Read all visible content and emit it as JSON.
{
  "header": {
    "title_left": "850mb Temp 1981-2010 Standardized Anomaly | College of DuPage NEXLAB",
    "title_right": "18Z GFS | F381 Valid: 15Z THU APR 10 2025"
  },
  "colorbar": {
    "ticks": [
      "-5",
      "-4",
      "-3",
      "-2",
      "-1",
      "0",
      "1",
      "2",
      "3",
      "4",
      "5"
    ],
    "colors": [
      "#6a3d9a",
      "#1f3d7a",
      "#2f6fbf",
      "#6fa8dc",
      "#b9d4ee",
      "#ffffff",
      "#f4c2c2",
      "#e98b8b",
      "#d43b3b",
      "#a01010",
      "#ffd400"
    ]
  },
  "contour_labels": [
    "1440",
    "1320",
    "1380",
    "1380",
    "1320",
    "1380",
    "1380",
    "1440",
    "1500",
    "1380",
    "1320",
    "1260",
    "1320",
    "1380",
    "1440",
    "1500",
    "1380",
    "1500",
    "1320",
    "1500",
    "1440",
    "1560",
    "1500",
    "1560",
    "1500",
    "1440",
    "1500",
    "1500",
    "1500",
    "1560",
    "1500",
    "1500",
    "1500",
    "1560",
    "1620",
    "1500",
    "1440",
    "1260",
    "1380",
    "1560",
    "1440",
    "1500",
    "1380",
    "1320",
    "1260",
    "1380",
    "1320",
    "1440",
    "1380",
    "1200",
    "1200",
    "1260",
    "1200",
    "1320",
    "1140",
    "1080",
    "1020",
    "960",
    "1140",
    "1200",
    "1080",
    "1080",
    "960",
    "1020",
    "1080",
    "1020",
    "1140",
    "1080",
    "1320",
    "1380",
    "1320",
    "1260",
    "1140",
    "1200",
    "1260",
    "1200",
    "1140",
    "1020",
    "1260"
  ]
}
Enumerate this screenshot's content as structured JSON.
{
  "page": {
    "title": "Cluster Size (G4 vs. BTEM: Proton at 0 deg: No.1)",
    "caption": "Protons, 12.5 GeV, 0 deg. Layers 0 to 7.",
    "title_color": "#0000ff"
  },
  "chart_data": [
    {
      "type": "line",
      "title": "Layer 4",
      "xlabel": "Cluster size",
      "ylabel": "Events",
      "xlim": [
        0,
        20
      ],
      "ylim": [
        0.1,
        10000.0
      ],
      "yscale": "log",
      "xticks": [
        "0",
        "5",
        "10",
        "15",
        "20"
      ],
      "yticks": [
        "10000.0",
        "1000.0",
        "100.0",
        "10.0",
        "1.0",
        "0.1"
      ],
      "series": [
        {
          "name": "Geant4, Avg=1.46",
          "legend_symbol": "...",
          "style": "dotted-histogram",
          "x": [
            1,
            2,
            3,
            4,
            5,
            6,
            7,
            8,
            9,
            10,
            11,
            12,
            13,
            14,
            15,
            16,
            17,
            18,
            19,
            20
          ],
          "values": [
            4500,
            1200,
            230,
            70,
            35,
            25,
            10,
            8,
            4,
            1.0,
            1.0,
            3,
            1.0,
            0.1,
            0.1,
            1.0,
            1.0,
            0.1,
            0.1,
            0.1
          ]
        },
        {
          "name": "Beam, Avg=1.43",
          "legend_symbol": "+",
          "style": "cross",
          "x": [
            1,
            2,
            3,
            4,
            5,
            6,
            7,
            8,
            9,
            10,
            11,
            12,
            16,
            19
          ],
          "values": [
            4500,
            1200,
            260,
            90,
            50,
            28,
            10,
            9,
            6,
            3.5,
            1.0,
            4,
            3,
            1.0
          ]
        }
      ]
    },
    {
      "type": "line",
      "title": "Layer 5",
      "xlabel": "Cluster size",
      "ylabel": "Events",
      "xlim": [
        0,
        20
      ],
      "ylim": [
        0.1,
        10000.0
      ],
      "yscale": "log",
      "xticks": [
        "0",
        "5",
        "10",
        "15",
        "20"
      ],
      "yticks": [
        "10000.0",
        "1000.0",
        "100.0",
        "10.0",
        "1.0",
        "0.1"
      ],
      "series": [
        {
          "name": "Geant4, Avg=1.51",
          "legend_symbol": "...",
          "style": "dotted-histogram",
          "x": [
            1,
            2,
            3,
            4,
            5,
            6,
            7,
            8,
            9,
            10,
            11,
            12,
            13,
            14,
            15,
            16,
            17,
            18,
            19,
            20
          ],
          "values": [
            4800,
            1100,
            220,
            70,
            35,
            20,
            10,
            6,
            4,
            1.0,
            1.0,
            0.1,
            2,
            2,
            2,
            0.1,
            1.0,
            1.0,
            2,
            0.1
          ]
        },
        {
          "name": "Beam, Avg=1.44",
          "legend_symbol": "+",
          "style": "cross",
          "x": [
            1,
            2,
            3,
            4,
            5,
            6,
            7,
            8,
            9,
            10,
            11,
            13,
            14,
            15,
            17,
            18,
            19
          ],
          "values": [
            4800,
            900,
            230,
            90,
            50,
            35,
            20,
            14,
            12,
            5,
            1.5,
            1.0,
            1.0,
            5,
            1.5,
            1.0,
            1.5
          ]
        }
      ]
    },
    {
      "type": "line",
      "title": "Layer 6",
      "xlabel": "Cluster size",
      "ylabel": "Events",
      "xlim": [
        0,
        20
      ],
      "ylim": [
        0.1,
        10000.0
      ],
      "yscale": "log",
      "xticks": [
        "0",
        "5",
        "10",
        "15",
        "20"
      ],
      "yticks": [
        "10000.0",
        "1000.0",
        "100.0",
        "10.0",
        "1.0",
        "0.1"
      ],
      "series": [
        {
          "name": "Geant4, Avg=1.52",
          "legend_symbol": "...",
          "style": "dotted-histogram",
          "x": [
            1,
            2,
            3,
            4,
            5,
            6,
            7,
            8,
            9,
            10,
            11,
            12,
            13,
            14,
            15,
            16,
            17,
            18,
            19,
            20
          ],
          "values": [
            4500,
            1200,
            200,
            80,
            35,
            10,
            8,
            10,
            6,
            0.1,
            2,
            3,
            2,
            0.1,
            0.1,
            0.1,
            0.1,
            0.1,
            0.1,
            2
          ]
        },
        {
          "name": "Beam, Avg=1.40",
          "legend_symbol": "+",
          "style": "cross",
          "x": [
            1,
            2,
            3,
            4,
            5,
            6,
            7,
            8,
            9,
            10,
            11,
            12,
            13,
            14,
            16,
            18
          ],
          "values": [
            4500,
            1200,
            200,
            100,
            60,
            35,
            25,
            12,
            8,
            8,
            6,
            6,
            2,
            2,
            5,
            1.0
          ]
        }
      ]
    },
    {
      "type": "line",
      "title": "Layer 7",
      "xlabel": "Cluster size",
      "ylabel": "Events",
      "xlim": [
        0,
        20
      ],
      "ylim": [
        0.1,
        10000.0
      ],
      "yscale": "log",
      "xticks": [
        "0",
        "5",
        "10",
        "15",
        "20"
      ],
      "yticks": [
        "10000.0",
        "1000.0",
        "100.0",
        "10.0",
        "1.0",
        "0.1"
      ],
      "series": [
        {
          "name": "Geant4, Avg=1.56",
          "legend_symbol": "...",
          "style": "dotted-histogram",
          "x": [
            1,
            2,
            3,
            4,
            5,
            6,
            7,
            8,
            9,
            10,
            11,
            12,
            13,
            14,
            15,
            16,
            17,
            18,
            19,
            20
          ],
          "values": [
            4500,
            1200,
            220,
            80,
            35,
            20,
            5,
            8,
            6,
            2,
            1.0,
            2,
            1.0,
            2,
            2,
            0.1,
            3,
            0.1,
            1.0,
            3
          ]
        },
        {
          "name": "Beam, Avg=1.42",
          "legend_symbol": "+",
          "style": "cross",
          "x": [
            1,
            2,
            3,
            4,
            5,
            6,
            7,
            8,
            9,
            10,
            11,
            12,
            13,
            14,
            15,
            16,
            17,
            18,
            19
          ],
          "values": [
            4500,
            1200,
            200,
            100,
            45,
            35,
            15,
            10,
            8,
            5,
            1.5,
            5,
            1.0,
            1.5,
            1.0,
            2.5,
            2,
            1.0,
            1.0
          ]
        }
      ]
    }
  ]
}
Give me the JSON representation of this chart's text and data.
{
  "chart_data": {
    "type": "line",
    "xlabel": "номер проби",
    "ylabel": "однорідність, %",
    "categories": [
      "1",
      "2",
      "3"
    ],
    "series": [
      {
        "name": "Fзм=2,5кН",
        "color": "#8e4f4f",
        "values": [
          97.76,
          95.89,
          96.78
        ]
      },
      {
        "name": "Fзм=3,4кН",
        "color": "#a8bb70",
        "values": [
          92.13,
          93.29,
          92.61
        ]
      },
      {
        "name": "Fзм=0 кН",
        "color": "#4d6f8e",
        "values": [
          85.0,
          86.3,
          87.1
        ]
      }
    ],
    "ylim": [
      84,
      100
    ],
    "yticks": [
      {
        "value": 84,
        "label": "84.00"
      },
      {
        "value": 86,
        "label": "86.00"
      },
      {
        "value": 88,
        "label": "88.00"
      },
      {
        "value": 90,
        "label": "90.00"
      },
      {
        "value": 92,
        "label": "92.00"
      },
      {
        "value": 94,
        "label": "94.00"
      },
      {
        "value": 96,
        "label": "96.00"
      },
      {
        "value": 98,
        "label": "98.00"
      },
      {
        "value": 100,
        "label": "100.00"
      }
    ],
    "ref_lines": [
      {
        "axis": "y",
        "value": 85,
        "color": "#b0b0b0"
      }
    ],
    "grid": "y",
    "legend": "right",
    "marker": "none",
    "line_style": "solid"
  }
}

◇ ◇ ◇ ◇ ◇ ◇ ◇

_To do_
Read the entries and show each line that mentions "content".

_Exercise solution_
Read all visible content and emit it as JSON.
Enumerate this screenshot's content as structured JSON.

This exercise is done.